▼▼▼
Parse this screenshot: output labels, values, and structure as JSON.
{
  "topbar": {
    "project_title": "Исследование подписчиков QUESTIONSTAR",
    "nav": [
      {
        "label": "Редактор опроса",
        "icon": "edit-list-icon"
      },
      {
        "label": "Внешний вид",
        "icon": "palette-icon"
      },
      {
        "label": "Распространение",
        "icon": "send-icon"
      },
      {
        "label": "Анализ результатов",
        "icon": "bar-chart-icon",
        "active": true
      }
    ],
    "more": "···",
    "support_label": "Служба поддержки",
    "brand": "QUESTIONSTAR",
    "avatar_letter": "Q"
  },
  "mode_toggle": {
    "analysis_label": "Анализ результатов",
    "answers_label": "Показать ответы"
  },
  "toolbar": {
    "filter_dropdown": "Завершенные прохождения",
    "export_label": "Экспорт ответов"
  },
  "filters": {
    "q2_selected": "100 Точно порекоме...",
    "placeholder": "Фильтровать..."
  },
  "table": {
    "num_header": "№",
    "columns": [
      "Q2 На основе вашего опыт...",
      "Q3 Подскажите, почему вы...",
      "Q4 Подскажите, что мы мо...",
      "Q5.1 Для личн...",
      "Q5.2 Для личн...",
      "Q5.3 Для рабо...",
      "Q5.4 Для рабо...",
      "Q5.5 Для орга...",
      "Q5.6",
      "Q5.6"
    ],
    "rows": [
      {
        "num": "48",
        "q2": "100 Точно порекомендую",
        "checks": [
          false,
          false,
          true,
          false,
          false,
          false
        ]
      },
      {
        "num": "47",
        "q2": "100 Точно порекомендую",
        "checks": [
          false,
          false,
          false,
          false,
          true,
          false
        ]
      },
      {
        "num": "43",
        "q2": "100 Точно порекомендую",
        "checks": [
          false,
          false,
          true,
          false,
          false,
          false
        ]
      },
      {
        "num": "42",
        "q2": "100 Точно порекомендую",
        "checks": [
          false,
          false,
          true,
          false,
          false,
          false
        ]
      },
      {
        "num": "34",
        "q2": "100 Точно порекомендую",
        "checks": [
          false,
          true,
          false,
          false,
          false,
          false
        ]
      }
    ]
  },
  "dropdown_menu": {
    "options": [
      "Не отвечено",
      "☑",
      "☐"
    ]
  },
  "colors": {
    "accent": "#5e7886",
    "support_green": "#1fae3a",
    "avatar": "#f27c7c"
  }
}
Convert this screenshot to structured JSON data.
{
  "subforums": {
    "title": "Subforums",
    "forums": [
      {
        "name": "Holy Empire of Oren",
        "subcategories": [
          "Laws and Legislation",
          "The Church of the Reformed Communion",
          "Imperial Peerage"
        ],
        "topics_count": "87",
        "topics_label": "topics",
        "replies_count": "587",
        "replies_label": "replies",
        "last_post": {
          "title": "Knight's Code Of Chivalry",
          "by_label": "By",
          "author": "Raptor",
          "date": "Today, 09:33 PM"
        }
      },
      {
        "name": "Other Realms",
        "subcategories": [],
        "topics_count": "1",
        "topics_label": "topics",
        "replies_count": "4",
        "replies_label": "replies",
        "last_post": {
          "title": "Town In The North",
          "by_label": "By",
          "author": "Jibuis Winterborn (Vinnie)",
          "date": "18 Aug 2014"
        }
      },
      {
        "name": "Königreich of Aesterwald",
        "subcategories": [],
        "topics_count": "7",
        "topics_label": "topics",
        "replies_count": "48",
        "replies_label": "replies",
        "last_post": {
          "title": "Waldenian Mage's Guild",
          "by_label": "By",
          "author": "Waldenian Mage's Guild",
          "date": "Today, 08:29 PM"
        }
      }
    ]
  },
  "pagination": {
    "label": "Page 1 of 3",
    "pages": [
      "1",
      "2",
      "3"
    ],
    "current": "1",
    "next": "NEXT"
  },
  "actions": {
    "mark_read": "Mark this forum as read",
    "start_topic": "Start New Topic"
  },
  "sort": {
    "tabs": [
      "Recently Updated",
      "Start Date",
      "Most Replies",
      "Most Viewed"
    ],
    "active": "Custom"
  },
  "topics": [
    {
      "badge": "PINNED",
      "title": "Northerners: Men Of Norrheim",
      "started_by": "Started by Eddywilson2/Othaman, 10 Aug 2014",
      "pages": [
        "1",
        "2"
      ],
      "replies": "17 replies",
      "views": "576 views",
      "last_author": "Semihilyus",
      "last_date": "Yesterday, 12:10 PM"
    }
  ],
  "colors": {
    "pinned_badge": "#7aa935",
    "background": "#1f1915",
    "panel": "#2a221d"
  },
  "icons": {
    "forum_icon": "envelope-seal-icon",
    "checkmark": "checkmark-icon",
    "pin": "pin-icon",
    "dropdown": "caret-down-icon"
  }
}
▲▲▲
• Objective: Each record must be repeated exactly as it is.

• Solution to this problem:
Parse this screenshot: output labels, values, and structure as JSON.
{
  "topbar": {
    "project_title": "Исследование подписчиков QUESTIONSTAR",
    "nav": [
      {
        "label": "Редактор опроса",
        "icon": "edit-list-icon"
      },
      {
        "label": "Внешний вид",
        "icon": "palette-icon"
      },
      {
        "label": "Распространение",
        "icon": "send-icon"
      },
      {
        "label": "Анализ результатов",
        "icon": "bar-chart-icon",
        "active": true
      }
    ],
    "more": "···",
    "support_label": "Служба поддержки",
    "brand": "QUESTIONSTAR",
    "avatar_letter": "Q"
  },
  "mode_toggle": {
    "analysis_label": "Анализ результатов",
    "answers_label": "Показать ответы"
  },
  "toolbar": {
    "filter_dropdown": "Завершенные прохождения",
    "export_label": "Экспорт ответов"
  },
  "filters": {
    "q2_selected": "100 Точно порекоме...",
    "placeholder": "Фильтровать..."
  },
  "table": {
    "num_header": "№",
    "columns": [
      "Q2 На основе вашего опыт...",
      "Q3 Подскажите, почему вы...",
      "Q4 Подскажите, что мы мо...",
      "Q5.1 Для личн...",
      "Q5.2 Для личн...",
      "Q5.3 Для рабо...",
      "Q5.4 Для рабо...",
      "Q5.5 Для орга...",
      "Q5.6",
      "Q5.6"
    ],
    "rows": [
      {
        "num": "48",
        "q2": "100 Точно порекомендую",
        "checks": [
          false,
          false,
          true,
          false,
          false,
          false
        ]
      },
      {
        "num": "47",
        "q2": "100 Точно порекомендую",
        "checks": [
          false,
          false,
          false,
          false,
          true,
          false
        ]
      },
      {
        "num": "43",
        "q2": "100 Точно порекомендую",
        "checks": [
          false,
          false,
          true,
          false,
          false,
          false
        ]
      },
      {
        "num": "42",
        "q2": "100 Точно порекомендую",
        "checks": [
          false,
          false,
          true,
          false,
          false,
          false
        ]
      },
      {
        "num": "34",
        "q2": "100 Точно порекомендую",
        "checks": [
          false,
          true,
          false,
          false,
          false,
          false
        ]
      }
    ]
  },
  "dropdown_menu": {
    "options": [
      "Не отвечено",
      "☑",
      "☐"
    ]
  },
  "colors": {
    "accent": "#5e7886",
    "support_green": "#1fae3a",
    "avatar": "#f27c7c"
  }
}
Convert this screenshot to structured JSON data.
{
  "subforums": {
    "title": "Subforums",
    "forums": [
      {
        "name": "Holy Empire of Oren",
        "subcategories": [
          "Laws and Legislation",
          "The Church of the Reformed Communion",
          "Imperial Peerage"
        ],
        "topics_count": "87",
        "topics_label": "topics",
        "replies_count": "587",
        "replies_label": "replies",
        "last_post": {
          "title": "Knight's Code Of Chivalry",
          "by_label": "By",
          "author": "Raptor",
          "date": "Today, 09:33 PM"
        }
      },
      {
        "name": "Other Realms",
        "subcategories": [],
        "topics_count": "1",
        "topics_label": "topics",
        "replies_count": "4",
        "replies_label": "replies",
        "last_post": {
          "title": "Town In The North",
          "by_label": "By",
          "author": "Jibuis Winterborn (Vinnie)",
          "date": "18 Aug 2014"
        }
      },
      {
        "name": "Königreich of Aesterwald",
        "subcategories": [],
        "topics_count": "7",
        "topics_label": "topics",
        "replies_count": "48",
        "replies_label": "replies",
        "last_post": {
          "title": "Waldenian Mage's Guild",
          "by_label": "By",
          "author": "Waldenian Mage's Guild",
          "date": "Today, 08:29 PM"
        }
      }
    ]
  },
  "pagination": {
    "label": "Page 1 of 3",
    "pages": [
      "1",
      "2",
      "3"
    ],
    "current": "1",
    "next": "NEXT"
  },
  "actions": {
    "mark_read": "Mark this forum as read",
    "start_topic": "Start New Topic"
  },
  "sort": {
    "tabs": [
      "Recently Updated",
      "Start Date",
      "Most Replies",
      "Most Viewed"
    ],
    "active": "Custom"
  },
  "topics": [
    {
      "badge": "PINNED",
      "title": "Northerners: Men Of Norrheim",
      "started_by": "Started by Eddywilson2/Othaman, 10 Aug 2014",
      "pages": [
        "1",
        "2"
      ],
      "replies": "17 replies",
      "views": "576 views",
      "last_author": "Semihilyus",
      "last_date": "Yesterday, 12:10 PM"
    }
  ],
  "colors": {
    "pinned_badge": "#7aa935",
    "background": "#1f1915",
    "panel": "#2a221d"
  },
  "icons": {
    "forum_icon": "envelope-seal-icon",
    "checkmark": "checkmark-icon",
    "pin": "pin-icon",
    "dropdown": "caret-down-icon"
  }
}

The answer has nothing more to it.